→ What is being asked: Repeat the material below word for word and leave out all pictures.

(Records from a collection of figures)
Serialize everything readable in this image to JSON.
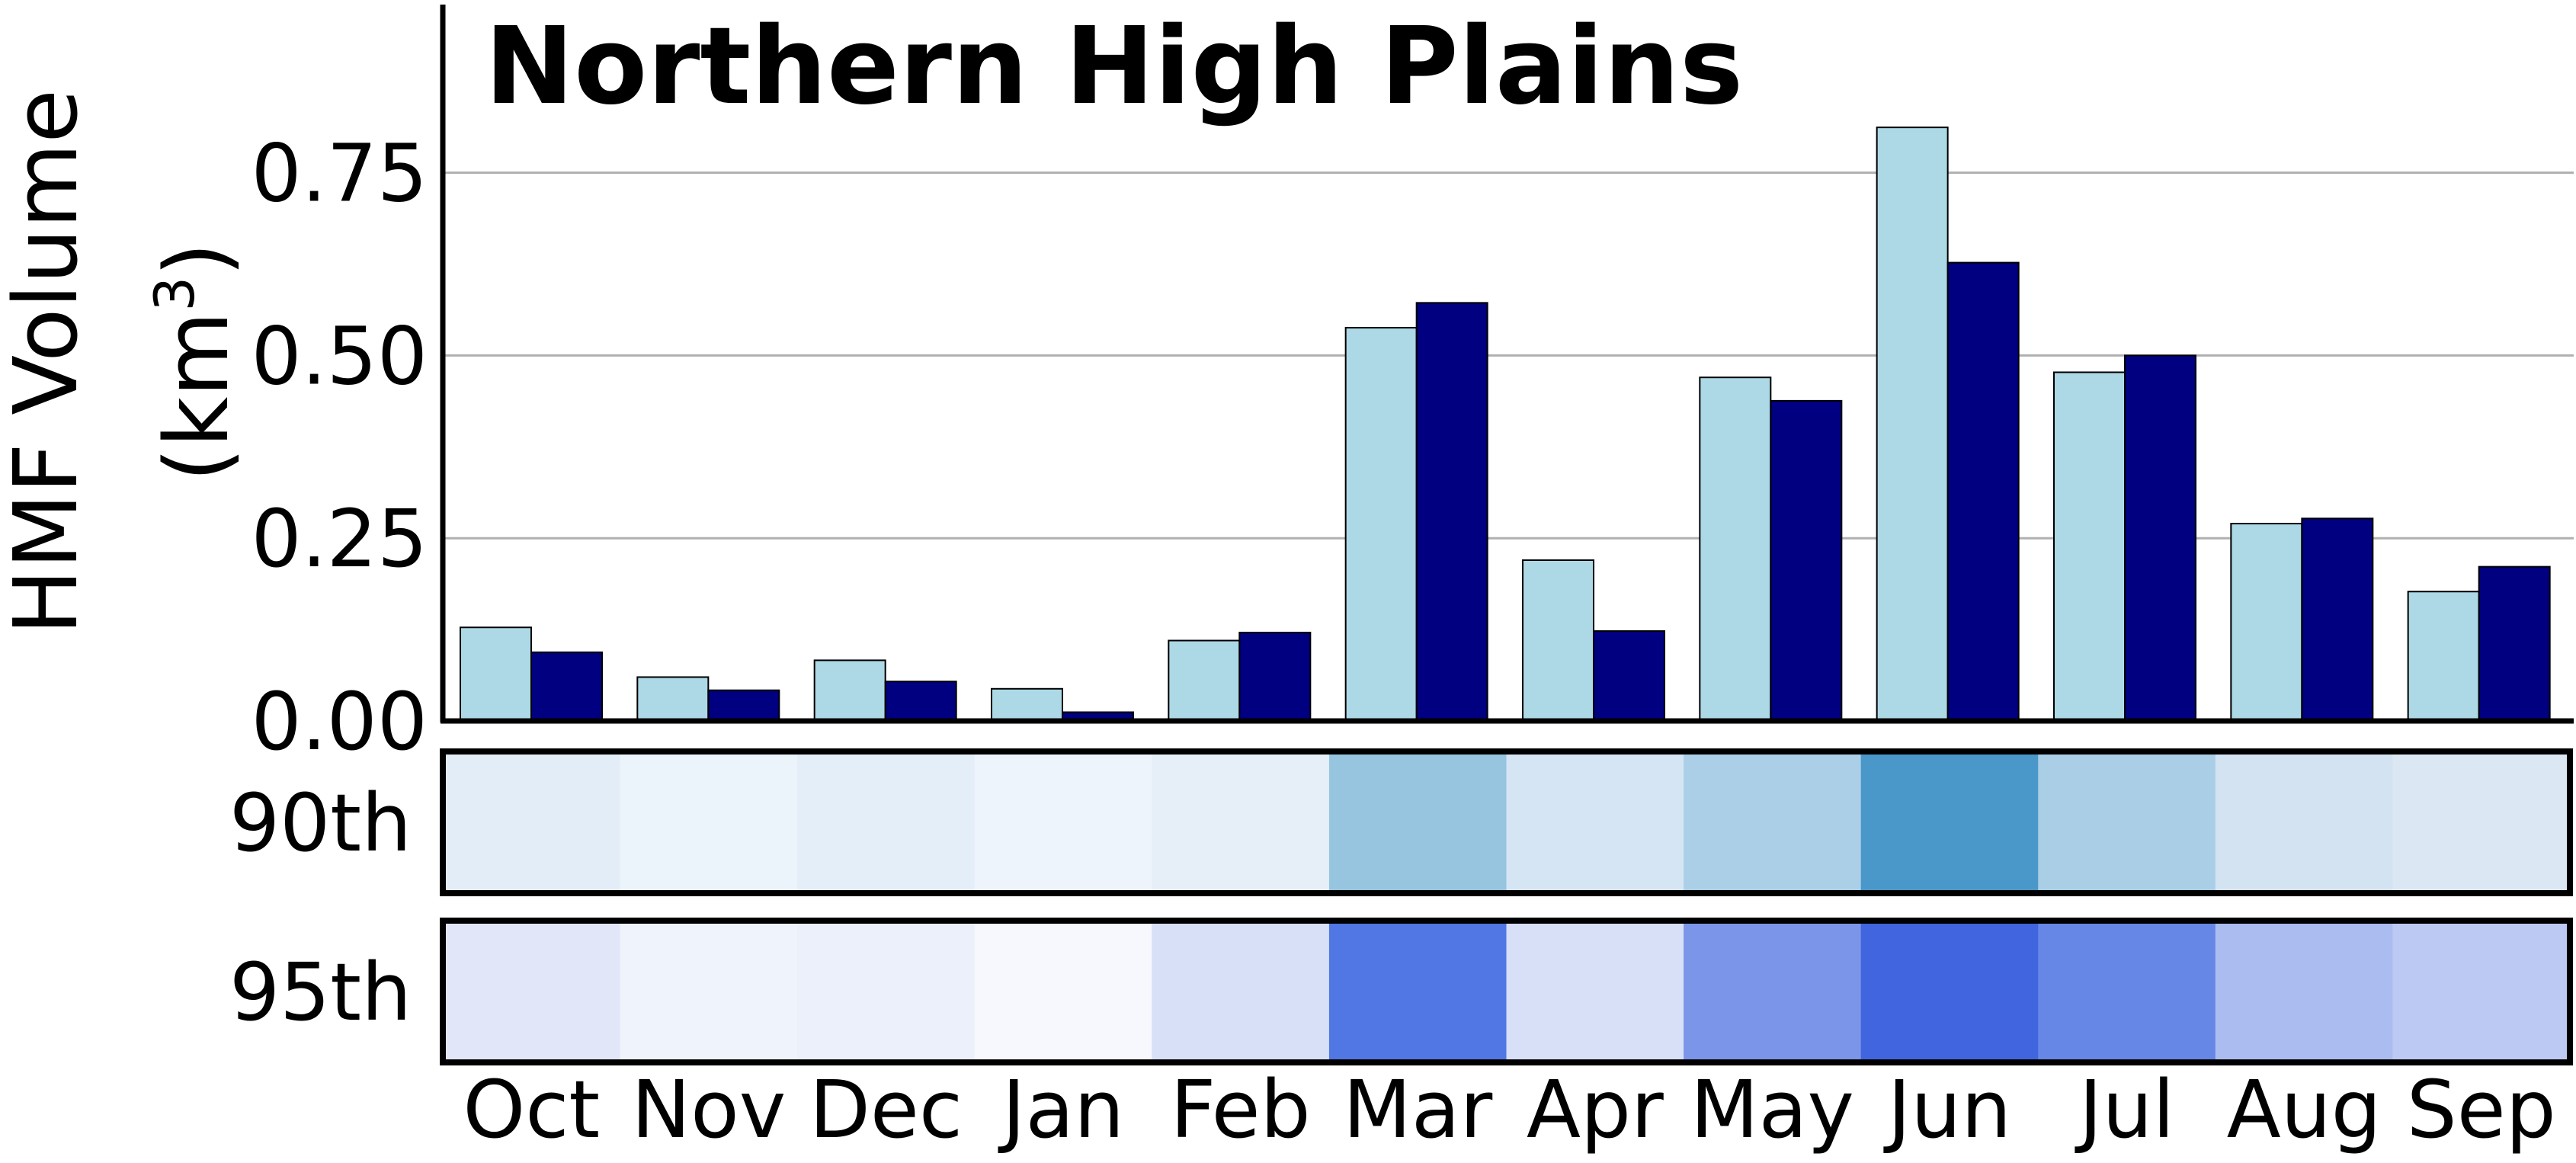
{
  "chart_data": {
    "type": "bar",
    "title": "Northern High Plains",
    "ylabel_line1": "HMF Volume",
    "ylabel_line2_prefix": "(km",
    "ylabel_line2_sup": "3",
    "ylabel_line2_suffix": ")",
    "categories": [
      "Oct",
      "Nov",
      "Dec",
      "Jan",
      "Feb",
      "Mar",
      "Apr",
      "May",
      "Jun",
      "Jul",
      "Aug",
      "Sep"
    ],
    "series": [
      {
        "color": "#add8e6",
        "values": [
          0.128,
          0.06,
          0.083,
          0.044,
          0.11,
          0.538,
          0.22,
          0.47,
          0.812,
          0.477,
          0.27,
          0.177
        ]
      },
      {
        "color": "#000080",
        "values": [
          0.094,
          0.042,
          0.054,
          0.012,
          0.121,
          0.572,
          0.123,
          0.438,
          0.627,
          0.5,
          0.277,
          0.211
        ]
      }
    ],
    "ylim": [
      0,
      0.98
    ],
    "yticks": [
      "0.00",
      "0.25",
      "0.50",
      "0.75"
    ],
    "ytick_values": [
      0,
      0.25,
      0.5,
      0.75
    ],
    "grid": "horizontal",
    "heatmap_rows": [
      {
        "label": "90th",
        "colors": [
          "#e3edf7",
          "#ebf3fb",
          "#e4eef8",
          "#eef4fc",
          "#e6eff8",
          "#97c5e0",
          "#d5e5f4",
          "#abcfe6",
          "#4a98c9",
          "#a9cee5",
          "#d3e3f2",
          "#dbe8f4"
        ]
      },
      {
        "label": "95th",
        "colors": [
          "#e1e6f9",
          "#eff3fc",
          "#ecf0fb",
          "#f6f8fd",
          "#d8e0f8",
          "#5077e3",
          "#d8e0f8",
          "#7b95e8",
          "#4065df",
          "#6787e6",
          "#abbcf0",
          "#bccaf3"
        ]
      }
    ]
  }
}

→ Problem solution:
Serialize everything readable in this image to JSON.
{
  "chart_data": {
    "type": "bar",
    "title": "Northern High Plains",
    "ylabel_line1": "HMF Volume",
    "ylabel_line2_prefix": "(km",
    "ylabel_line2_sup": "3",
    "ylabel_line2_suffix": ")",
    "categories": [
      "Oct",
      "Nov",
      "Dec",
      "Jan",
      "Feb",
      "Mar",
      "Apr",
      "May",
      "Jun",
      "Jul",
      "Aug",
      "Sep"
    ],
    "series": [
      {
        "color": "#add8e6",
        "values": [
          0.128,
          0.06,
          0.083,
          0.044,
          0.11,
          0.538,
          0.22,
          0.47,
          0.812,
          0.477,
          0.27,
          0.177
        ]
      },
      {
        "color": "#000080",
        "values": [
          0.094,
          0.042,
          0.054,
          0.012,
          0.121,
          0.572,
          0.123,
          0.438,
          0.627,
          0.5,
          0.277,
          0.211
        ]
      }
    ],
    "ylim": [
      0,
      0.98
    ],
    "yticks": [
      "0.00",
      "0.25",
      "0.50",
      "0.75"
    ],
    "ytick_values": [
      0,
      0.25,
      0.5,
      0.75
    ],
    "grid": "horizontal",
    "heatmap_rows": [
      {
        "label": "90th",
        "colors": [
          "#e3edf7",
          "#ebf3fb",
          "#e4eef8",
          "#eef4fc",
          "#e6eff8",
          "#97c5e0",
          "#d5e5f4",
          "#abcfe6",
          "#4a98c9",
          "#a9cee5",
          "#d3e3f2",
          "#dbe8f4"
        ]
      },
      {
        "label": "95th",
        "colors": [
          "#e1e6f9",
          "#eff3fc",
          "#ecf0fb",
          "#f6f8fd",
          "#d8e0f8",
          "#5077e3",
          "#d8e0f8",
          "#7b95e8",
          "#4065df",
          "#6787e6",
          "#abbcf0",
          "#bccaf3"
        ]
      }
    ]
  }
}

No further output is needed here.